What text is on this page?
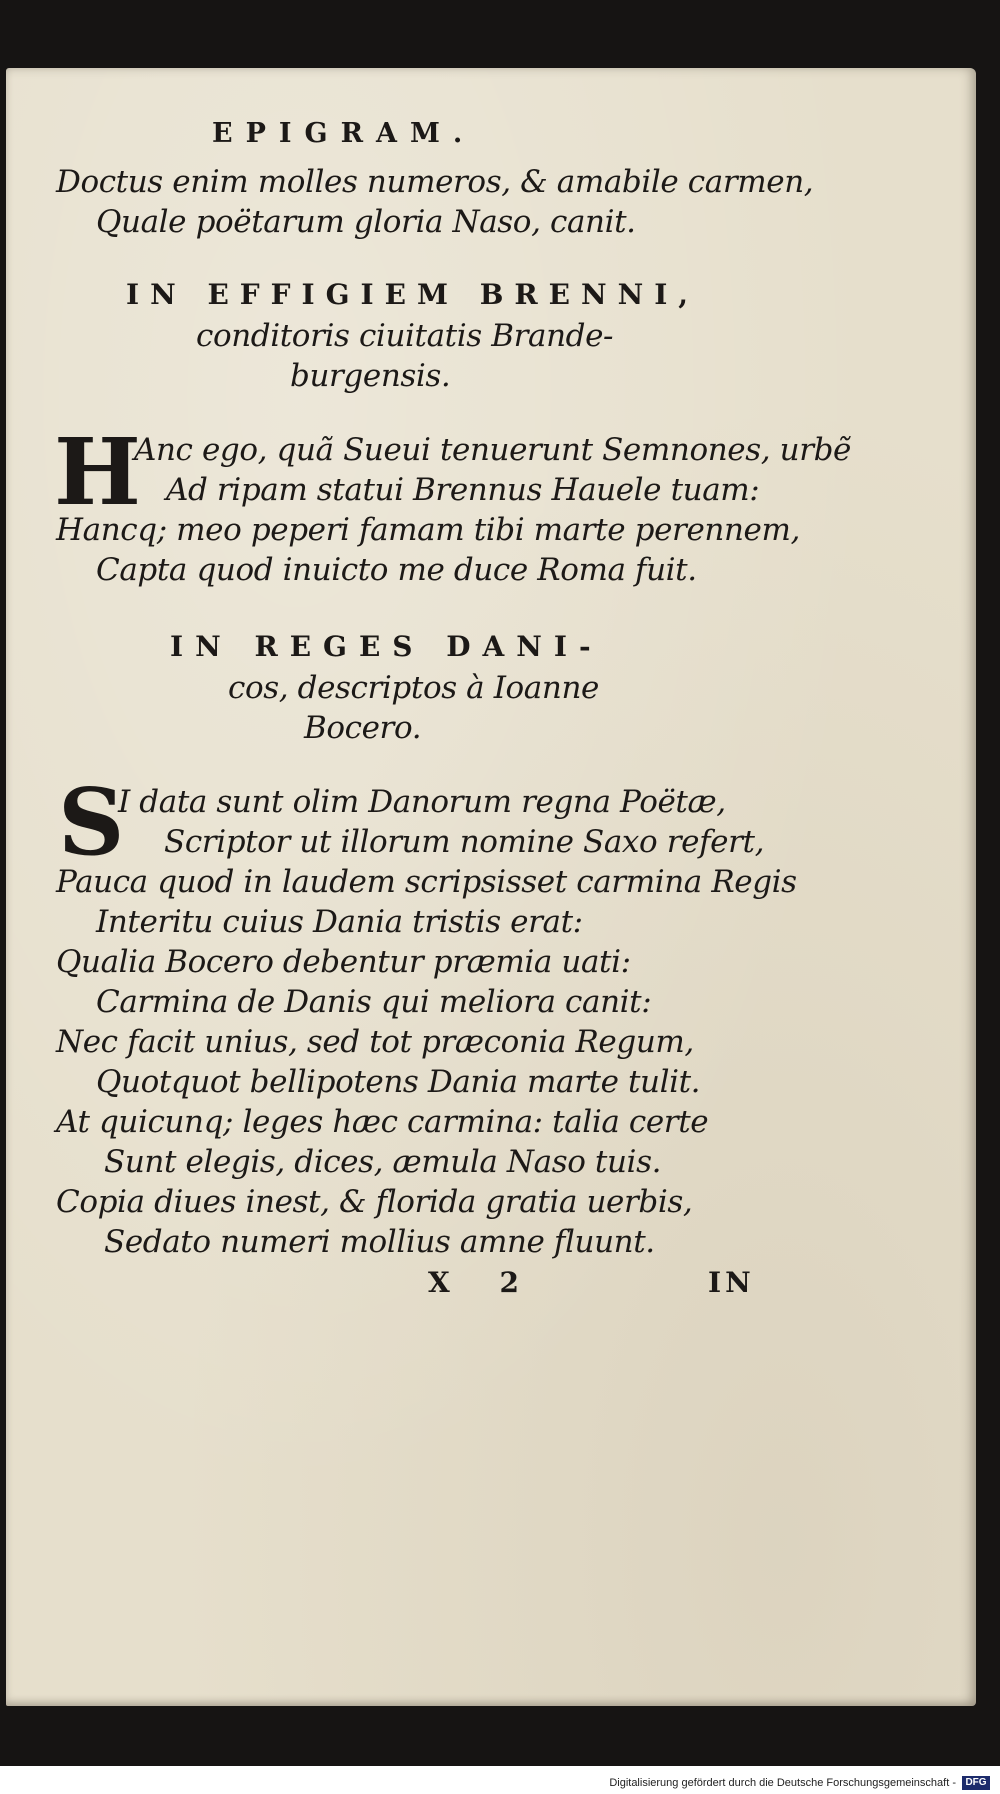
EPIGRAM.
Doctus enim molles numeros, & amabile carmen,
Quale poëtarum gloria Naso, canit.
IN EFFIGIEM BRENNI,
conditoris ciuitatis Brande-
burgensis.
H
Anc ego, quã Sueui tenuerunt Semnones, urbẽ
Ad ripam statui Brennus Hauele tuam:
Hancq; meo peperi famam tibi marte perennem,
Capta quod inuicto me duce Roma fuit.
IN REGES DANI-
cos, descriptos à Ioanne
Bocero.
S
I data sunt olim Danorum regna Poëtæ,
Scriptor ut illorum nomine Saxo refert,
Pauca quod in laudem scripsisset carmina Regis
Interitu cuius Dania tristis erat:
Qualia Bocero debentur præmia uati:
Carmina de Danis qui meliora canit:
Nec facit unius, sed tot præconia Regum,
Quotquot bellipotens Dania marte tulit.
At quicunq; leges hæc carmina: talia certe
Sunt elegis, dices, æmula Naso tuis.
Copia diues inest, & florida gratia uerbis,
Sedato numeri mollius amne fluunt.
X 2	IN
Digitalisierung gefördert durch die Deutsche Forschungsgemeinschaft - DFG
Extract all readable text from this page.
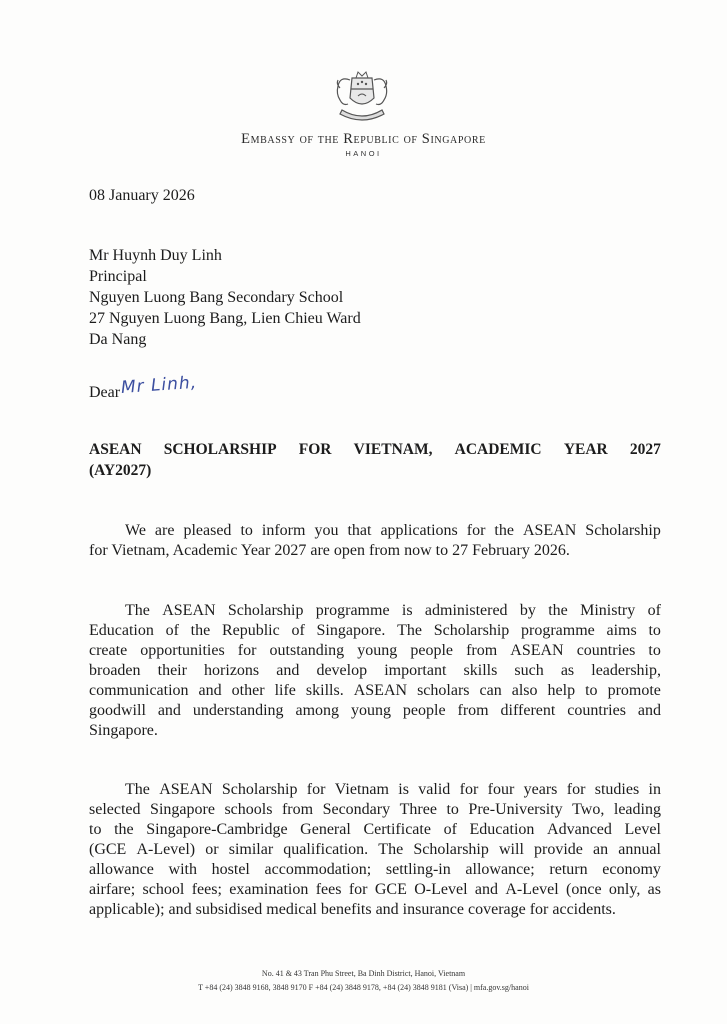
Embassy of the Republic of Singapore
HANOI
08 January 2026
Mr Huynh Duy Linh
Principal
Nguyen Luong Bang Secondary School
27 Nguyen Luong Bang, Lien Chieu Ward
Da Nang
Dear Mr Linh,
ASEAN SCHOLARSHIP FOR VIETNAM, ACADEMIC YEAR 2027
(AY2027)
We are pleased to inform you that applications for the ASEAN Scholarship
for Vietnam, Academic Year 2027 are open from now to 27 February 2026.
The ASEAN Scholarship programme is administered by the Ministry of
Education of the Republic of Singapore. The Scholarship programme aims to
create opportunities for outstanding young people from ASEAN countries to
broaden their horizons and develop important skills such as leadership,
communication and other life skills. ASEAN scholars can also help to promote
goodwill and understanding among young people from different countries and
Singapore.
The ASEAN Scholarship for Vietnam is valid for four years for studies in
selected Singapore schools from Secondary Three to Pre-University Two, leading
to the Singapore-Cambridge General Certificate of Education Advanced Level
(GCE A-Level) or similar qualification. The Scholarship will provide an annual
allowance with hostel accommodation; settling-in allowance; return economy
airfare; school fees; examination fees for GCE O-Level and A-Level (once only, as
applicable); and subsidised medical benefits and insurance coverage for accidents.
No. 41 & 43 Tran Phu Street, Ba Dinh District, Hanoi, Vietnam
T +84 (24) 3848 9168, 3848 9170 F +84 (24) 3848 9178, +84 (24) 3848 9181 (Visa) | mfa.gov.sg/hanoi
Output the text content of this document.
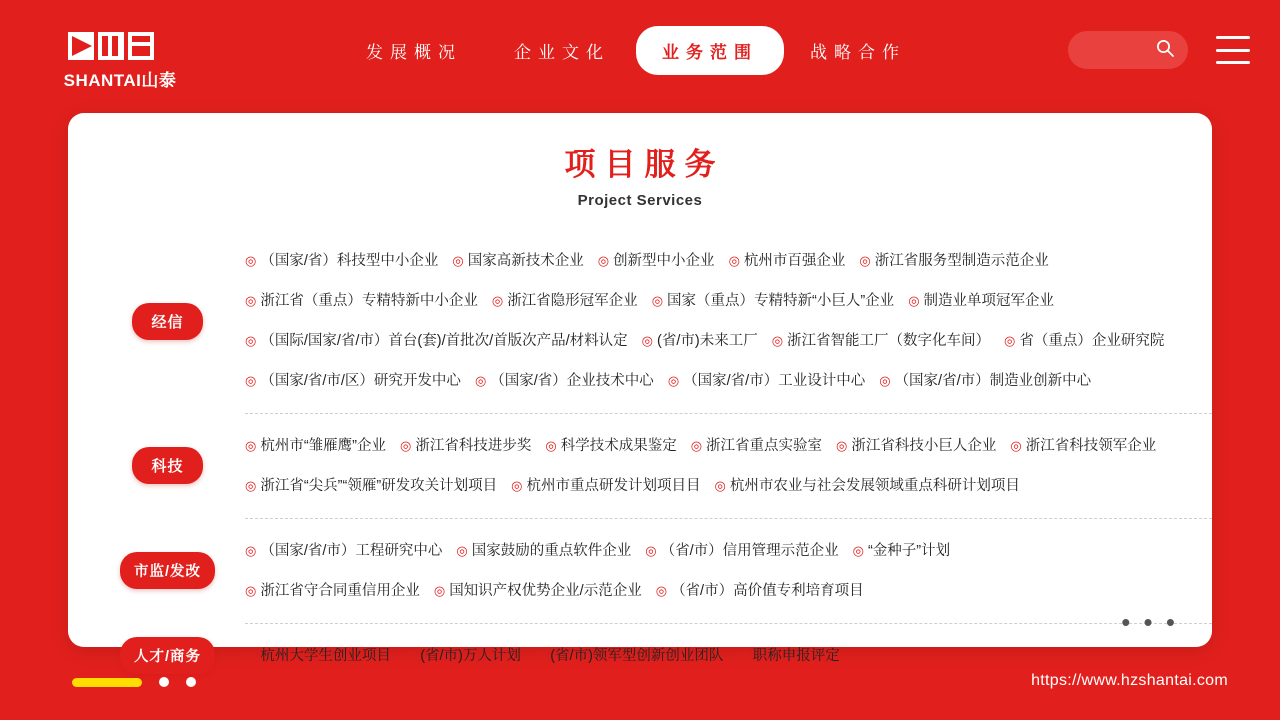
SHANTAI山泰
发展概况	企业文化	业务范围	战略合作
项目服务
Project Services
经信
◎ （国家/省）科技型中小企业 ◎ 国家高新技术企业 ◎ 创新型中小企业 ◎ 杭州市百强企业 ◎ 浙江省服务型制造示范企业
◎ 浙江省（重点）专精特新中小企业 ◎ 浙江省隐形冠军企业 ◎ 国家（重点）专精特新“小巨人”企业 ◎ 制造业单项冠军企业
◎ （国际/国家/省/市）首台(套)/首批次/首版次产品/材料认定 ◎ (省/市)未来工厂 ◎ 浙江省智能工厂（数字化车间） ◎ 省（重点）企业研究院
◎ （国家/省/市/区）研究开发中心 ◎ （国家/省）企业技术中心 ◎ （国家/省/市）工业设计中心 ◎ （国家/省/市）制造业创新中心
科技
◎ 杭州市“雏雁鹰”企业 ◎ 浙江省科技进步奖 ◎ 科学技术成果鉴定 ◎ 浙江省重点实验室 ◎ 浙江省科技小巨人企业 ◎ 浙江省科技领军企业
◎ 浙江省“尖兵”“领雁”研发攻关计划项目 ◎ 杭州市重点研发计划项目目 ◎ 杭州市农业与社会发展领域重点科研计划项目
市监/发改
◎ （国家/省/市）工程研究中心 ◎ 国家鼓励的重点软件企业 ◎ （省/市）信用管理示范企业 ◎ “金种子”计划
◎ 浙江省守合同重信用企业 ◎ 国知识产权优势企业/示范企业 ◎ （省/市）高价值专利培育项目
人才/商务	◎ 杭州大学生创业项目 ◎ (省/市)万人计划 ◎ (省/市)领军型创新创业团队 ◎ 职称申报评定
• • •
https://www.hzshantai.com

● **The task**
Filter out all lines lacking the word "programme" and copy the rest.

● **Response below**
The ASEAN Scholarship programme is administered by the Ministry of
Education of the Republic of Singapore. The Scholarship programme aims to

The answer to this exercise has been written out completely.